■ Supplied entries:
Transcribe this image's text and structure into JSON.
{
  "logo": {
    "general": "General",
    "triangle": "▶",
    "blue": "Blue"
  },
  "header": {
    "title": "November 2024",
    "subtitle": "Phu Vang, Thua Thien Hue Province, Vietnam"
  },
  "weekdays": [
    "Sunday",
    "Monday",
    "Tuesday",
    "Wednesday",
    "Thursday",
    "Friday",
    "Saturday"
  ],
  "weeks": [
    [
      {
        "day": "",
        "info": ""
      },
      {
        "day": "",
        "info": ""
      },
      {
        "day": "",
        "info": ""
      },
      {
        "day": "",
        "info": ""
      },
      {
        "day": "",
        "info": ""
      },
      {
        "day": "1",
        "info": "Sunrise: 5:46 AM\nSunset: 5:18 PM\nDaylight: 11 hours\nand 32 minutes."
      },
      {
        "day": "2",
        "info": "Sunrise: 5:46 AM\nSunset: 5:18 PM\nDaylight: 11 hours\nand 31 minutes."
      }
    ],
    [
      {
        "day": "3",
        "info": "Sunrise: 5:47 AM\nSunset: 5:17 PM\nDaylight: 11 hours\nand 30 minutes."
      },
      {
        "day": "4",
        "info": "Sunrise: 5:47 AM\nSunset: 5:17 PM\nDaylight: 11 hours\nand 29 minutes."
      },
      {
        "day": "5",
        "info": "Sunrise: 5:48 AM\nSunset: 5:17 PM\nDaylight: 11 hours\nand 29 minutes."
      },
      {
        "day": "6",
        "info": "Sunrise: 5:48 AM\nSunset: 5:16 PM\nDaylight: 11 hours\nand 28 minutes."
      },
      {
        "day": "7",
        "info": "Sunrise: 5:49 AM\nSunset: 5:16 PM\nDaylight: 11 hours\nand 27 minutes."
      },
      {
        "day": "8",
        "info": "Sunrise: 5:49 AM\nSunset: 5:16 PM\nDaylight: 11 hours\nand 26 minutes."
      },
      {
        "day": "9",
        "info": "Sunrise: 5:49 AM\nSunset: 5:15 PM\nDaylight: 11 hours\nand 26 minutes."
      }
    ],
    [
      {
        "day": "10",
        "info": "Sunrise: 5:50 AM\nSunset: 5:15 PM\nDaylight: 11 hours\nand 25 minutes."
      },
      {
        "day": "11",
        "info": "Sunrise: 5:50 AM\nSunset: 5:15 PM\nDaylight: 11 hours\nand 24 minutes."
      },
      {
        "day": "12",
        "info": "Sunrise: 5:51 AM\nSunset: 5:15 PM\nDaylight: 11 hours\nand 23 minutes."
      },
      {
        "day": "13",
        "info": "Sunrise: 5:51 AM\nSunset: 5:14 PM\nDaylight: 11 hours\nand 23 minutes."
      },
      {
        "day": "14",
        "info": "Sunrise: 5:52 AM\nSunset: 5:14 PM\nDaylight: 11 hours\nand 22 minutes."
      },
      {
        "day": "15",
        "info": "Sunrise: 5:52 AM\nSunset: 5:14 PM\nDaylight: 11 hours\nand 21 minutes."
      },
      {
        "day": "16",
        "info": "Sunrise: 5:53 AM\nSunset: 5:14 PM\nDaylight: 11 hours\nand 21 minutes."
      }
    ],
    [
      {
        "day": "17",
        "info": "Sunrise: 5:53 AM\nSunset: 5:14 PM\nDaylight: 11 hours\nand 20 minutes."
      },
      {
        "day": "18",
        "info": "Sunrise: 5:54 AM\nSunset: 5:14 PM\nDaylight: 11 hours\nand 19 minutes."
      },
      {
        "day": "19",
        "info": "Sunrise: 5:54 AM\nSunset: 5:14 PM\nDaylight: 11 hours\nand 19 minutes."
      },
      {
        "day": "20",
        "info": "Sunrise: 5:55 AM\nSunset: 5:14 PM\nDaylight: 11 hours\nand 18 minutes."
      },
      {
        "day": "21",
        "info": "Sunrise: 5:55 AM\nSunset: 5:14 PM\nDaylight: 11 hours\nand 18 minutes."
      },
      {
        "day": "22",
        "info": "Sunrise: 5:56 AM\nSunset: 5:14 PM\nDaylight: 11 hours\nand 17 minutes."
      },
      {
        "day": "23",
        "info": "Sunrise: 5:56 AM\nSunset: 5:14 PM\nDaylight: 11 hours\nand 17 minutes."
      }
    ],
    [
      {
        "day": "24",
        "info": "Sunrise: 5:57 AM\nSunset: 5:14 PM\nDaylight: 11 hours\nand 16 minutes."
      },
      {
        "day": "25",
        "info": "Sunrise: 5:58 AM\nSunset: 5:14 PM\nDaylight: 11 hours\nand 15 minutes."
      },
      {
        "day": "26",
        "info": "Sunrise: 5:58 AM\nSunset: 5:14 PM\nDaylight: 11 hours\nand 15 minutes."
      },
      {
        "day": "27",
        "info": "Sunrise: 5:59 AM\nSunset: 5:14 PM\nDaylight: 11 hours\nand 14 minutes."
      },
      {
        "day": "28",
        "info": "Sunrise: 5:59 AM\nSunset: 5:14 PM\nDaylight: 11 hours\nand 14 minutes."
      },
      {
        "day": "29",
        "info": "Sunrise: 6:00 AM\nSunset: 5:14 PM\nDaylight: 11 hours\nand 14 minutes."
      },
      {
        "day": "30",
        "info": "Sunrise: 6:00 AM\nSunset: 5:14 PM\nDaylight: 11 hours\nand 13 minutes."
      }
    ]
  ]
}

■ Task: Transcribe every entry word for word.

■ Expected answer:
Transcribe this image's text and structure into JSON.
{
  "logo": {
    "general": "General",
    "triangle": "▶",
    "blue": "Blue"
  },
  "header": {
    "title": "November 2024",
    "subtitle": "Phu Vang, Thua Thien Hue Province, Vietnam"
  },
  "weekdays": [
    "Sunday",
    "Monday",
    "Tuesday",
    "Wednesday",
    "Thursday",
    "Friday",
    "Saturday"
  ],
  "weeks": [
    [
      {
        "day": "",
        "info": ""
      },
      {
        "day": "",
        "info": ""
      },
      {
        "day": "",
        "info": ""
      },
      {
        "day": "",
        "info": ""
      },
      {
        "day": "",
        "info": ""
      },
      {
        "day": "1",
        "info": "Sunrise: 5:46 AM\nSunset: 5:18 PM\nDaylight: 11 hours\nand 32 minutes."
      },
      {
        "day": "2",
        "info": "Sunrise: 5:46 AM\nSunset: 5:18 PM\nDaylight: 11 hours\nand 31 minutes."
      }
    ],
    [
      {
        "day": "3",
        "info": "Sunrise: 5:47 AM\nSunset: 5:17 PM\nDaylight: 11 hours\nand 30 minutes."
      },
      {
        "day": "4",
        "info": "Sunrise: 5:47 AM\nSunset: 5:17 PM\nDaylight: 11 hours\nand 29 minutes."
      },
      {
        "day": "5",
        "info": "Sunrise: 5:48 AM\nSunset: 5:17 PM\nDaylight: 11 hours\nand 29 minutes."
      },
      {
        "day": "6",
        "info": "Sunrise: 5:48 AM\nSunset: 5:16 PM\nDaylight: 11 hours\nand 28 minutes."
      },
      {
        "day": "7",
        "info": "Sunrise: 5:49 AM\nSunset: 5:16 PM\nDaylight: 11 hours\nand 27 minutes."
      },
      {
        "day": "8",
        "info": "Sunrise: 5:49 AM\nSunset: 5:16 PM\nDaylight: 11 hours\nand 26 minutes."
      },
      {
        "day": "9",
        "info": "Sunrise: 5:49 AM\nSunset: 5:15 PM\nDaylight: 11 hours\nand 26 minutes."
      }
    ],
    [
      {
        "day": "10",
        "info": "Sunrise: 5:50 AM\nSunset: 5:15 PM\nDaylight: 11 hours\nand 25 minutes."
      },
      {
        "day": "11",
        "info": "Sunrise: 5:50 AM\nSunset: 5:15 PM\nDaylight: 11 hours\nand 24 minutes."
      },
      {
        "day": "12",
        "info": "Sunrise: 5:51 AM\nSunset: 5:15 PM\nDaylight: 11 hours\nand 23 minutes."
      },
      {
        "day": "13",
        "info": "Sunrise: 5:51 AM\nSunset: 5:14 PM\nDaylight: 11 hours\nand 23 minutes."
      },
      {
        "day": "14",
        "info": "Sunrise: 5:52 AM\nSunset: 5:14 PM\nDaylight: 11 hours\nand 22 minutes."
      },
      {
        "day": "15",
        "info": "Sunrise: 5:52 AM\nSunset: 5:14 PM\nDaylight: 11 hours\nand 21 minutes."
      },
      {
        "day": "16",
        "info": "Sunrise: 5:53 AM\nSunset: 5:14 PM\nDaylight: 11 hours\nand 21 minutes."
      }
    ],
    [
      {
        "day": "17",
        "info": "Sunrise: 5:53 AM\nSunset: 5:14 PM\nDaylight: 11 hours\nand 20 minutes."
      },
      {
        "day": "18",
        "info": "Sunrise: 5:54 AM\nSunset: 5:14 PM\nDaylight: 11 hours\nand 19 minutes."
      },
      {
        "day": "19",
        "info": "Sunrise: 5:54 AM\nSunset: 5:14 PM\nDaylight: 11 hours\nand 19 minutes."
      },
      {
        "day": "20",
        "info": "Sunrise: 5:55 AM\nSunset: 5:14 PM\nDaylight: 11 hours\nand 18 minutes."
      },
      {
        "day": "21",
        "info": "Sunrise: 5:55 AM\nSunset: 5:14 PM\nDaylight: 11 hours\nand 18 minutes."
      },
      {
        "day": "22",
        "info": "Sunrise: 5:56 AM\nSunset: 5:14 PM\nDaylight: 11 hours\nand 17 minutes."
      },
      {
        "day": "23",
        "info": "Sunrise: 5:56 AM\nSunset: 5:14 PM\nDaylight: 11 hours\nand 17 minutes."
      }
    ],
    [
      {
        "day": "24",
        "info": "Sunrise: 5:57 AM\nSunset: 5:14 PM\nDaylight: 11 hours\nand 16 minutes."
      },
      {
        "day": "25",
        "info": "Sunrise: 5:58 AM\nSunset: 5:14 PM\nDaylight: 11 hours\nand 15 minutes."
      },
      {
        "day": "26",
        "info": "Sunrise: 5:58 AM\nSunset: 5:14 PM\nDaylight: 11 hours\nand 15 minutes."
      },
      {
        "day": "27",
        "info": "Sunrise: 5:59 AM\nSunset: 5:14 PM\nDaylight: 11 hours\nand 14 minutes."
      },
      {
        "day": "28",
        "info": "Sunrise: 5:59 AM\nSunset: 5:14 PM\nDaylight: 11 hours\nand 14 minutes."
      },
      {
        "day": "29",
        "info": "Sunrise: 6:00 AM\nSunset: 5:14 PM\nDaylight: 11 hours\nand 14 minutes."
      },
      {
        "day": "30",
        "info": "Sunrise: 6:00 AM\nSunset: 5:14 PM\nDaylight: 11 hours\nand 13 minutes."
      }
    ]
  ]
}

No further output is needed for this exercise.